**Task description**
The entries below should be given again exactly, minus their pictures.

====== Listing

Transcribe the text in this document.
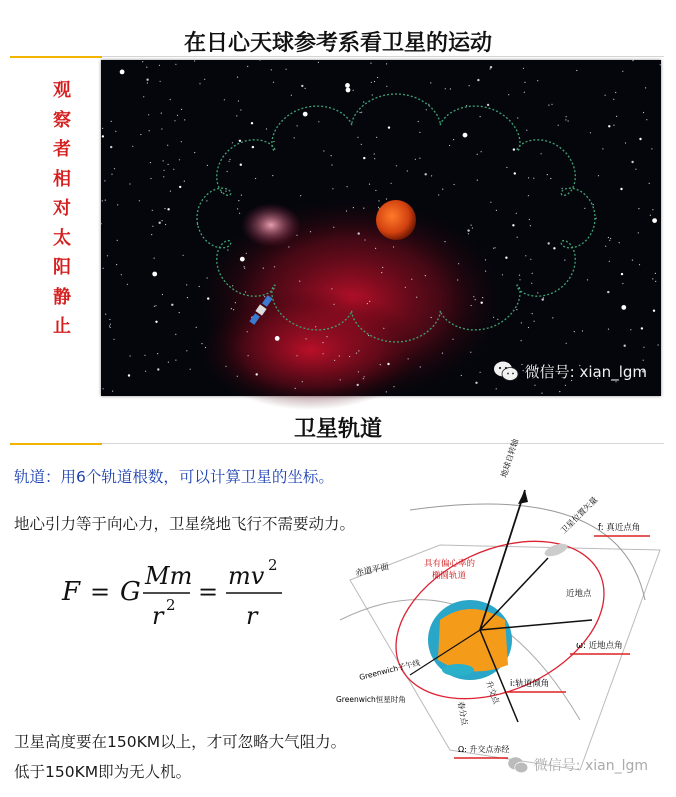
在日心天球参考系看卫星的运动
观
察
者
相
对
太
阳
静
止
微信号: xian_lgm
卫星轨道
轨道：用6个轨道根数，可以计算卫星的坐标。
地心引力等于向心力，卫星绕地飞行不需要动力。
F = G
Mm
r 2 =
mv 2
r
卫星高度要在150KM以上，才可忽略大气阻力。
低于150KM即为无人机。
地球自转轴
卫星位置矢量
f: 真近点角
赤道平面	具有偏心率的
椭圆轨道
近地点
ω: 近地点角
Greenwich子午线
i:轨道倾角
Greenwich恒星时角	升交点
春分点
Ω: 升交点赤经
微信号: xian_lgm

============

**Task result**
Transcribe the text in this document.
在日心天球参考系看卫星的运动
观
察
者
相
对
太
阳
静
止
微信号: xian_lgm
卫星轨道
轨道：用6个轨道根数，可以计算卫星的坐标。
地心引力等于向心力，卫星绕地飞行不需要动力。
F = G
Mm
r 2 =
mv 2
r
卫星高度要在150KM以上，才可忽略大气阻力。
低于150KM即为无人机。
地球自转轴
卫星位置矢量
f: 真近点角
赤道平面	具有偏心率的
椭圆轨道
近地点
ω: 近地点角
Greenwich子午线
i:轨道倾角
Greenwich恒星时角	升交点
春分点
Ω: 升交点赤经
微信号: xian_lgm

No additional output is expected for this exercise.